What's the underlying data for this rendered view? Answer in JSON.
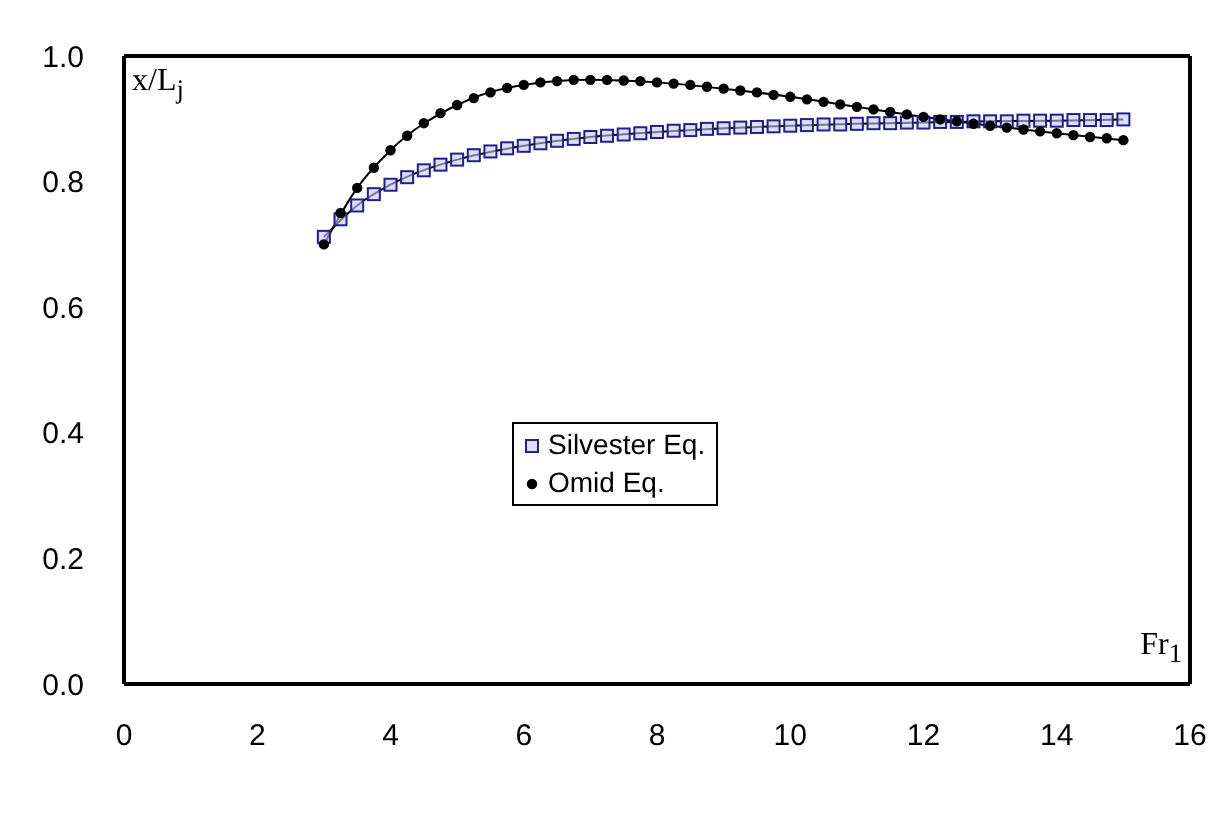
{
  "chart_data": {
    "type": "scatter",
    "xlabel": "Fr$_{1}$",
    "ylabel": "x/L$_{j}$",
    "xlim": [
      0,
      16
    ],
    "xticks": [
      0,
      2,
      4,
      6,
      8,
      10,
      12,
      14,
      16
    ],
    "ylim": [
      0,
      1
    ],
    "yticks": [
      {
        "value": 0,
        "label": "0.0"
      },
      {
        "value": 0.2,
        "label": "0.2"
      },
      {
        "value": 0.4,
        "label": "0.4"
      },
      {
        "value": 0.6,
        "label": "0.6"
      },
      {
        "value": 0.8,
        "label": "0.8"
      },
      {
        "value": 1,
        "label": "1.0"
      }
    ],
    "legend": "center",
    "series": [
      {
        "name": "Silvester Eq.",
        "marker": "square",
        "color": "#1f1f8f",
        "x": [
          3,
          3.25,
          3.5,
          3.75,
          4,
          4.25,
          4.5,
          4.75,
          5,
          5.25,
          5.5,
          5.75,
          6,
          6.25,
          6.5,
          6.75,
          7,
          7.25,
          7.5,
          7.75,
          8,
          8.25,
          8.5,
          8.75,
          9,
          9.25,
          9.5,
          9.75,
          10,
          10.25,
          10.5,
          10.75,
          11,
          11.25,
          11.5,
          11.75,
          12,
          12.25,
          12.5,
          12.75,
          13,
          13.25,
          13.5,
          13.75,
          14,
          14.25,
          14.5,
          14.75,
          15
        ],
        "values": [
          0.712,
          0.74,
          0.762,
          0.78,
          0.795,
          0.807,
          0.818,
          0.827,
          0.835,
          0.842,
          0.848,
          0.853,
          0.857,
          0.861,
          0.865,
          0.868,
          0.871,
          0.873,
          0.875,
          0.877,
          0.879,
          0.881,
          0.882,
          0.884,
          0.885,
          0.886,
          0.887,
          0.888,
          0.889,
          0.89,
          0.891,
          0.891,
          0.892,
          0.893,
          0.893,
          0.894,
          0.894,
          0.895,
          0.895,
          0.896,
          0.896,
          0.896,
          0.897,
          0.897,
          0.897,
          0.898,
          0.898,
          0.898,
          0.899
        ]
      },
      {
        "name": "Omid Eq.",
        "marker": "circle",
        "color": "#000000",
        "x": [
          3,
          3.25,
          3.5,
          3.75,
          4,
          4.25,
          4.5,
          4.75,
          5,
          5.25,
          5.5,
          5.75,
          6,
          6.25,
          6.5,
          6.75,
          7,
          7.25,
          7.5,
          7.75,
          8,
          8.25,
          8.5,
          8.75,
          9,
          9.25,
          9.5,
          9.75,
          10,
          10.25,
          10.5,
          10.75,
          11,
          11.25,
          11.5,
          11.75,
          12,
          12.25,
          12.5,
          12.75,
          13,
          13.25,
          13.5,
          13.75,
          14,
          14.25,
          14.5,
          14.75,
          15
        ],
        "values": [
          0.7,
          0.75,
          0.79,
          0.822,
          0.85,
          0.873,
          0.893,
          0.909,
          0.922,
          0.933,
          0.942,
          0.949,
          0.954,
          0.958,
          0.96,
          0.962,
          0.962,
          0.962,
          0.961,
          0.96,
          0.958,
          0.956,
          0.954,
          0.951,
          0.948,
          0.945,
          0.942,
          0.938,
          0.935,
          0.931,
          0.927,
          0.923,
          0.919,
          0.915,
          0.911,
          0.907,
          0.903,
          0.899,
          0.896,
          0.892,
          0.889,
          0.886,
          0.883,
          0.88,
          0.877,
          0.874,
          0.871,
          0.869,
          0.866
        ]
      },
      {
        "type": "line",
        "marker": "none",
        "line_style": "solid",
        "color": "#000000",
        "x": [
          3,
          3.5,
          4,
          5,
          6,
          7,
          8,
          9,
          10,
          11,
          12,
          13,
          14,
          15
        ],
        "values": [
          0.712,
          0.762,
          0.795,
          0.835,
          0.857,
          0.871,
          0.879,
          0.885,
          0.889,
          0.892,
          0.894,
          0.896,
          0.897,
          0.899
        ]
      },
      {
        "type": "line",
        "marker": "none",
        "line_style": "solid",
        "color": "#000000",
        "x": [
          3,
          3.5,
          4,
          5,
          6,
          7,
          8,
          9,
          10,
          11,
          12,
          13,
          14,
          15
        ],
        "values": [
          0.7,
          0.79,
          0.85,
          0.922,
          0.954,
          0.962,
          0.958,
          0.948,
          0.935,
          0.919,
          0.903,
          0.889,
          0.877,
          0.866
        ]
      }
    ]
  }
}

Description of the task: Write out the material above again, word for word, minus its pictures.

Response for this exercise:
What's the underlying data for this rendered view? Answer in JSON.
{
  "chart_data": {
    "type": "scatter",
    "xlabel": "Fr$_{1}$",
    "ylabel": "x/L$_{j}$",
    "xlim": [
      0,
      16
    ],
    "xticks": [
      0,
      2,
      4,
      6,
      8,
      10,
      12,
      14,
      16
    ],
    "ylim": [
      0,
      1
    ],
    "yticks": [
      {
        "value": 0,
        "label": "0.0"
      },
      {
        "value": 0.2,
        "label": "0.2"
      },
      {
        "value": 0.4,
        "label": "0.4"
      },
      {
        "value": 0.6,
        "label": "0.6"
      },
      {
        "value": 0.8,
        "label": "0.8"
      },
      {
        "value": 1,
        "label": "1.0"
      }
    ],
    "legend": "center",
    "series": [
      {
        "name": "Silvester Eq.",
        "marker": "square",
        "color": "#1f1f8f",
        "x": [
          3,
          3.25,
          3.5,
          3.75,
          4,
          4.25,
          4.5,
          4.75,
          5,
          5.25,
          5.5,
          5.75,
          6,
          6.25,
          6.5,
          6.75,
          7,
          7.25,
          7.5,
          7.75,
          8,
          8.25,
          8.5,
          8.75,
          9,
          9.25,
          9.5,
          9.75,
          10,
          10.25,
          10.5,
          10.75,
          11,
          11.25,
          11.5,
          11.75,
          12,
          12.25,
          12.5,
          12.75,
          13,
          13.25,
          13.5,
          13.75,
          14,
          14.25,
          14.5,
          14.75,
          15
        ],
        "values": [
          0.712,
          0.74,
          0.762,
          0.78,
          0.795,
          0.807,
          0.818,
          0.827,
          0.835,
          0.842,
          0.848,
          0.853,
          0.857,
          0.861,
          0.865,
          0.868,
          0.871,
          0.873,
          0.875,
          0.877,
          0.879,
          0.881,
          0.882,
          0.884,
          0.885,
          0.886,
          0.887,
          0.888,
          0.889,
          0.89,
          0.891,
          0.891,
          0.892,
          0.893,
          0.893,
          0.894,
          0.894,
          0.895,
          0.895,
          0.896,
          0.896,
          0.896,
          0.897,
          0.897,
          0.897,
          0.898,
          0.898,
          0.898,
          0.899
        ]
      },
      {
        "name": "Omid Eq.",
        "marker": "circle",
        "color": "#000000",
        "x": [
          3,
          3.25,
          3.5,
          3.75,
          4,
          4.25,
          4.5,
          4.75,
          5,
          5.25,
          5.5,
          5.75,
          6,
          6.25,
          6.5,
          6.75,
          7,
          7.25,
          7.5,
          7.75,
          8,
          8.25,
          8.5,
          8.75,
          9,
          9.25,
          9.5,
          9.75,
          10,
          10.25,
          10.5,
          10.75,
          11,
          11.25,
          11.5,
          11.75,
          12,
          12.25,
          12.5,
          12.75,
          13,
          13.25,
          13.5,
          13.75,
          14,
          14.25,
          14.5,
          14.75,
          15
        ],
        "values": [
          0.7,
          0.75,
          0.79,
          0.822,
          0.85,
          0.873,
          0.893,
          0.909,
          0.922,
          0.933,
          0.942,
          0.949,
          0.954,
          0.958,
          0.96,
          0.962,
          0.962,
          0.962,
          0.961,
          0.96,
          0.958,
          0.956,
          0.954,
          0.951,
          0.948,
          0.945,
          0.942,
          0.938,
          0.935,
          0.931,
          0.927,
          0.923,
          0.919,
          0.915,
          0.911,
          0.907,
          0.903,
          0.899,
          0.896,
          0.892,
          0.889,
          0.886,
          0.883,
          0.88,
          0.877,
          0.874,
          0.871,
          0.869,
          0.866
        ]
      },
      {
        "type": "line",
        "marker": "none",
        "line_style": "solid",
        "color": "#000000",
        "x": [
          3,
          3.5,
          4,
          5,
          6,
          7,
          8,
          9,
          10,
          11,
          12,
          13,
          14,
          15
        ],
        "values": [
          0.712,
          0.762,
          0.795,
          0.835,
          0.857,
          0.871,
          0.879,
          0.885,
          0.889,
          0.892,
          0.894,
          0.896,
          0.897,
          0.899
        ]
      },
      {
        "type": "line",
        "marker": "none",
        "line_style": "solid",
        "color": "#000000",
        "x": [
          3,
          3.5,
          4,
          5,
          6,
          7,
          8,
          9,
          10,
          11,
          12,
          13,
          14,
          15
        ],
        "values": [
          0.7,
          0.79,
          0.85,
          0.922,
          0.954,
          0.962,
          0.958,
          0.948,
          0.935,
          0.919,
          0.903,
          0.889,
          0.877,
          0.866
        ]
      }
    ]
  }
}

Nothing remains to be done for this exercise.